**Provided passage**.

== == ==

Does this site look plain?

This site uses advanced css techniques

Note - Though iSystems has adopted this scripting technology with the Killington upgrade, they don't support this version, which sometimes has changes not reflected in theirs. We always use our own version for patching our SB customers, as we have since at least the Charlotte release of Evolution.
URGENT - there have been two versions of the patch script, and it's vital to know which one you're using. The original Killington patch was applied on the older DB system with Firebird 1.5, but the new one is done after the Firebird 2.0 upgrade. You must know which version you're working with!
Evolution Logo

The Evolution payroll service-bureau system by iSystems sees a new major release once or twice a year, and there are almost always substantial database patch processes involved. The original code for patching did the files one at a time, and it made patches take much too long while unused CPU cores sat idle. With some db servers running dual quad-core processors, this is a lot of wasted time.

== == ==

**Dataset extract**.
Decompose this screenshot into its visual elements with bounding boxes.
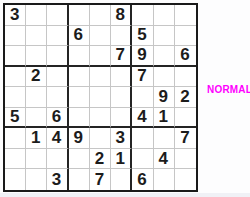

== == ==

**Directives**.
(a) List every named software release or version number that appears in the page about patching the Evolution payroll database.
(b) Summarize the page about patching the Evolution payroll database in two sentences.
(c) Carry on with the page about patching the Evolution payroll database from its last sentence.

**Answers to the exercises**.
(a)
Killington
Charlotte
Firebird 1.5
Firebird 2.0

(b) Evolution, the iSystems payroll service-bureau system, gets one or two major releases a year, and the original patch code handled database files one at a time, leaving CPU cores idle and making patches take far too long. The site maintains its own version of the patch script, which iSystems adopted with the Killington upgrade but does not support, and it warns that two versions of the script exist, one for Firebird 1.5 and one for after the Firebird 2.0 upgrade.

(c)
Table of Contents
  1. Setting up a patch area
  2. Fetch the program
  3. Set up command $PATH
  4. Setting up the SQL Patch Files
  5. Getting ready to patch
  6. Backing up and restoring the DB files
  7. Running patches more than once
  8. Firebird Database users
  9. Post-patch considerations
  10. Command-line Reference

This script uses what amounts to multiple threads to use all the available resources on the system, and it's dramatically faster than the sequential methods. It can optionally backup or sweep the files after patching, which is often a required step, fully integrated in the multithreaded engine. It also offers much better error checking and recovery.

Our script patches all the database files in-place (including TMP_TBLS and S_BUREAU), has robust error checking, and will automatically use all the CPUs available in the machine.

While running, it makes an ongoing estimate of completion time into the logfile, and it's usually good enough to plan around dinner/sleep time.

Killington uses the same EvolUDFs as Garfield, Hartland, Irasburg, and Jamaica so no updates should be required on this front.

Setting up a patch area

IMPORTANT - work on a copy of the data only! This can be done by working on a spare area (as root). Shut down all the package servers first so they "let go" of the databses (the programs must exit, not just [STOP]), then create a new directory to do the patching in:

# mkdir /db/patch-Killington
# cd /db/patch-Killington
# cp -v ../evolution/*.gdb .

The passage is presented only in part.